[PROBLEM STATEMENT]
Transcribe everything in the data word for word. Pictures are left out.

** START OF INFORMATION SUPPLIED **

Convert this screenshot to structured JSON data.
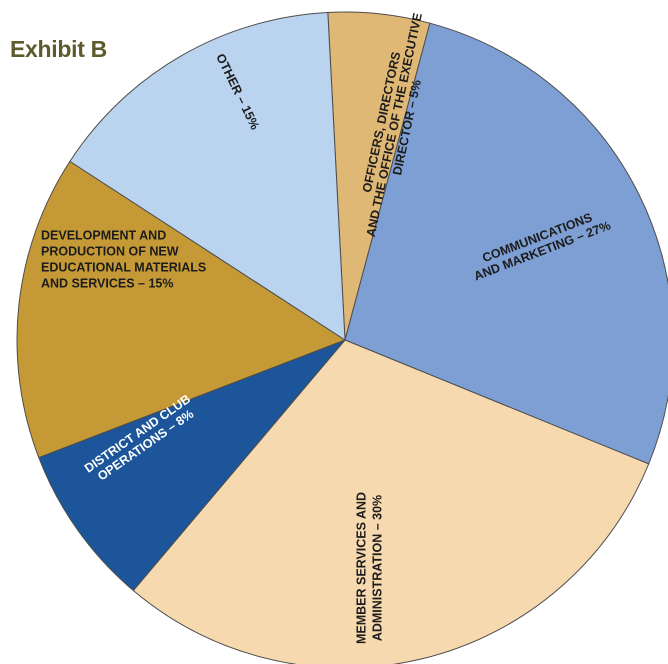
{
  "chart_data": {
    "type": "pie",
    "title": "Exhibit B",
    "slices": [
      {
        "label": [
          "OFFICERS, DIRECTORS",
          "AND THE OFFICE OF THE EXECUTIVE",
          "DIRECTOR – 5%"
        ],
        "value": 5,
        "color": "#e0b876",
        "text_color": "#1c1c1c"
      },
      {
        "label": [
          "COMMUNICATIONS",
          "AND MARKETING – 27%"
        ],
        "value": 27,
        "color": "#7e9fd3",
        "text_color": "#1c1c1c"
      },
      {
        "label": [
          "MEMBER SERVICES AND",
          "ADMINISTRATION – 30%"
        ],
        "value": 30,
        "color": "#f6d9ae",
        "text_color": "#1c1c1c"
      },
      {
        "label": [
          "DISTRICT AND CLUB",
          "OPERATIONS – 8%"
        ],
        "value": 8,
        "color": "#1c5599",
        "text_color": "#ffffff"
      },
      {
        "label": [
          "DEVELOPMENT AND",
          "PRODUCTION OF NEW",
          "EDUCATIONAL MATERIALS",
          "AND SERVICES – 15%"
        ],
        "value": 15,
        "color": "#c59a36",
        "text_color": "#1c1c1c"
      },
      {
        "label": [
          "OTHER – 15%"
        ],
        "value": 15,
        "color": "#bad3ee",
        "text_color": "#1c1c1c"
      }
    ]
  }
}
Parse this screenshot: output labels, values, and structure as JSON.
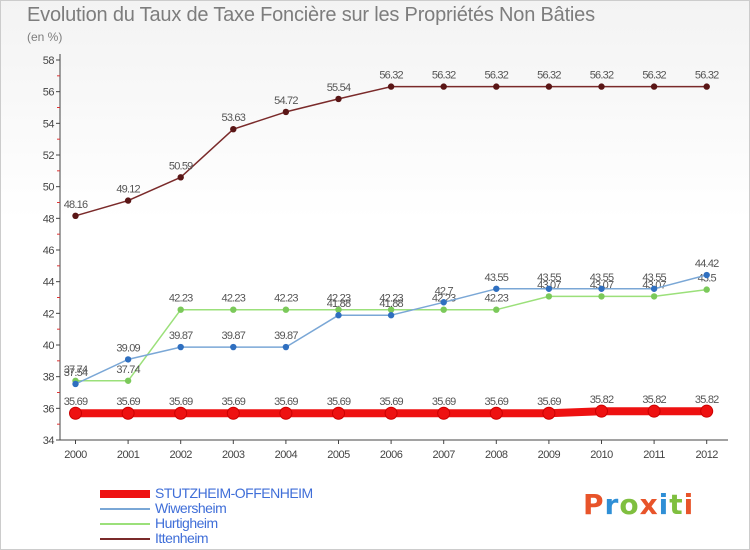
{
  "title": "Evolution du Taux de Taxe Foncière sur les Propriétés Non Bâties",
  "subtitle": "(en %)",
  "brand": {
    "text": "Proxiti",
    "colors": [
      "#e8542a",
      "#2f8fd6",
      "#7fbf3f",
      "#e8542a",
      "#2f8fd6",
      "#7fbf3f",
      "#e8542a"
    ]
  },
  "chart_data": {
    "type": "line",
    "title": "Evolution du Taux de Taxe Foncière sur les Propriétés Non Bâties",
    "ylabel": "(en %)",
    "x": [
      "2000",
      "2001",
      "2002",
      "2003",
      "2004",
      "2005",
      "2006",
      "2007",
      "2008",
      "2009",
      "2010",
      "2011",
      "2012"
    ],
    "ylim": [
      34,
      58
    ],
    "yticks": [
      "34",
      "36",
      "38",
      "40",
      "42",
      "44",
      "46",
      "48",
      "50",
      "52",
      "54",
      "56",
      "58"
    ],
    "grid": false,
    "legend_position": "bottom-left",
    "series": [
      {
        "name": "STUTZHEIM-OFFENHEIM",
        "color": "#ee1111",
        "marker": "#ee1111",
        "values": [
          35.69,
          35.69,
          35.69,
          35.69,
          35.69,
          35.69,
          35.69,
          35.69,
          35.69,
          35.69,
          35.82,
          35.82,
          35.82
        ],
        "labels": [
          "35.69",
          "35.69",
          "35.69",
          "35.69",
          "35.69",
          "35.69",
          "35.69",
          "35.69",
          "35.69",
          "35.69",
          "35.82",
          "35.82",
          "35.82"
        ]
      },
      {
        "name": "Wiwersheim",
        "color": "#7aa7d6",
        "marker": "#2f6fc0",
        "values": [
          37.54,
          39.09,
          39.87,
          39.87,
          39.87,
          41.88,
          41.88,
          42.7,
          43.55,
          43.55,
          43.55,
          43.55,
          44.42
        ],
        "labels": [
          "37.54",
          "39.09",
          "39.87",
          "39.87",
          "39.87",
          "41.88",
          "41.88",
          "42.7",
          "43.55",
          "43.55",
          "43.55",
          "43.55",
          "44.42"
        ]
      },
      {
        "name": "Hurtigheim",
        "color": "#9be07a",
        "marker": "#7bc95a",
        "values": [
          37.74,
          37.74,
          42.23,
          42.23,
          42.23,
          42.23,
          42.23,
          42.23,
          42.23,
          43.07,
          43.07,
          43.07,
          43.5
        ],
        "labels": [
          "37.74",
          "37.74",
          "42.23",
          "42.23",
          "42.23",
          "42.23",
          "42.23",
          "42.23",
          "42.23",
          "43.07",
          "43.07",
          "43.07",
          "43.5"
        ]
      },
      {
        "name": "Ittenheim",
        "color": "#7a2a2a",
        "marker": "#5a1616",
        "values": [
          48.16,
          49.12,
          50.59,
          53.63,
          54.72,
          55.54,
          56.32,
          56.32,
          56.32,
          56.32,
          56.32,
          56.32,
          56.32
        ],
        "labels": [
          "48.16",
          "49.12",
          "50.59",
          "53.63",
          "54.72",
          "55.54",
          "56.32",
          "56.32",
          "56.32",
          "56.32",
          "56.32",
          "56.32",
          "56.32"
        ]
      }
    ]
  }
}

** END OF INFORMATION SUPPLIED **

[WRITTEN ANSWER]
Convert this screenshot to structured JSON data.
{
  "chart_data": {
    "type": "pie",
    "title": "Exhibit B",
    "slices": [
      {
        "label": [
          "OFFICERS, DIRECTORS",
          "AND THE OFFICE OF THE EXECUTIVE",
          "DIRECTOR – 5%"
        ],
        "value": 5,
        "color": "#e0b876",
        "text_color": "#1c1c1c"
      },
      {
        "label": [
          "COMMUNICATIONS",
          "AND MARKETING – 27%"
        ],
        "value": 27,
        "color": "#7e9fd3",
        "text_color": "#1c1c1c"
      },
      {
        "label": [
          "MEMBER SERVICES AND",
          "ADMINISTRATION – 30%"
        ],
        "value": 30,
        "color": "#f6d9ae",
        "text_color": "#1c1c1c"
      },
      {
        "label": [
          "DISTRICT AND CLUB",
          "OPERATIONS – 8%"
        ],
        "value": 8,
        "color": "#1c5599",
        "text_color": "#ffffff"
      },
      {
        "label": [
          "DEVELOPMENT AND",
          "PRODUCTION OF NEW",
          "EDUCATIONAL MATERIALS",
          "AND SERVICES – 15%"
        ],
        "value": 15,
        "color": "#c59a36",
        "text_color": "#1c1c1c"
      },
      {
        "label": [
          "OTHER – 15%"
        ],
        "value": 15,
        "color": "#bad3ee",
        "text_color": "#1c1c1c"
      }
    ]
  }
}
Parse this screenshot: output labels, values, and structure as JSON.
{
  "title": "Evolution du Taux de Taxe Foncière sur les Propriétés Non Bâties",
  "subtitle": "(en %)",
  "brand": {
    "text": "Proxiti",
    "colors": [
      "#e8542a",
      "#2f8fd6",
      "#7fbf3f",
      "#e8542a",
      "#2f8fd6",
      "#7fbf3f",
      "#e8542a"
    ]
  },
  "chart_data": {
    "type": "line",
    "title": "Evolution du Taux de Taxe Foncière sur les Propriétés Non Bâties",
    "ylabel": "(en %)",
    "x": [
      "2000",
      "2001",
      "2002",
      "2003",
      "2004",
      "2005",
      "2006",
      "2007",
      "2008",
      "2009",
      "2010",
      "2011",
      "2012"
    ],
    "ylim": [
      34,
      58
    ],
    "yticks": [
      "34",
      "36",
      "38",
      "40",
      "42",
      "44",
      "46",
      "48",
      "50",
      "52",
      "54",
      "56",
      "58"
    ],
    "grid": false,
    "legend_position": "bottom-left",
    "series": [
      {
        "name": "STUTZHEIM-OFFENHEIM",
        "color": "#ee1111",
        "marker": "#ee1111",
        "values": [
          35.69,
          35.69,
          35.69,
          35.69,
          35.69,
          35.69,
          35.69,
          35.69,
          35.69,
          35.69,
          35.82,
          35.82,
          35.82
        ],
        "labels": [
          "35.69",
          "35.69",
          "35.69",
          "35.69",
          "35.69",
          "35.69",
          "35.69",
          "35.69",
          "35.69",
          "35.69",
          "35.82",
          "35.82",
          "35.82"
        ]
      },
      {
        "name": "Wiwersheim",
        "color": "#7aa7d6",
        "marker": "#2f6fc0",
        "values": [
          37.54,
          39.09,
          39.87,
          39.87,
          39.87,
          41.88,
          41.88,
          42.7,
          43.55,
          43.55,
          43.55,
          43.55,
          44.42
        ],
        "labels": [
          "37.54",
          "39.09",
          "39.87",
          "39.87",
          "39.87",
          "41.88",
          "41.88",
          "42.7",
          "43.55",
          "43.55",
          "43.55",
          "43.55",
          "44.42"
        ]
      },
      {
        "name": "Hurtigheim",
        "color": "#9be07a",
        "marker": "#7bc95a",
        "values": [
          37.74,
          37.74,
          42.23,
          42.23,
          42.23,
          42.23,
          42.23,
          42.23,
          42.23,
          43.07,
          43.07,
          43.07,
          43.5
        ],
        "labels": [
          "37.74",
          "37.74",
          "42.23",
          "42.23",
          "42.23",
          "42.23",
          "42.23",
          "42.23",
          "42.23",
          "43.07",
          "43.07",
          "43.07",
          "43.5"
        ]
      },
      {
        "name": "Ittenheim",
        "color": "#7a2a2a",
        "marker": "#5a1616",
        "values": [
          48.16,
          49.12,
          50.59,
          53.63,
          54.72,
          55.54,
          56.32,
          56.32,
          56.32,
          56.32,
          56.32,
          56.32,
          56.32
        ],
        "labels": [
          "48.16",
          "49.12",
          "50.59",
          "53.63",
          "54.72",
          "55.54",
          "56.32",
          "56.32",
          "56.32",
          "56.32",
          "56.32",
          "56.32",
          "56.32"
        ]
      }
    ]
  }
}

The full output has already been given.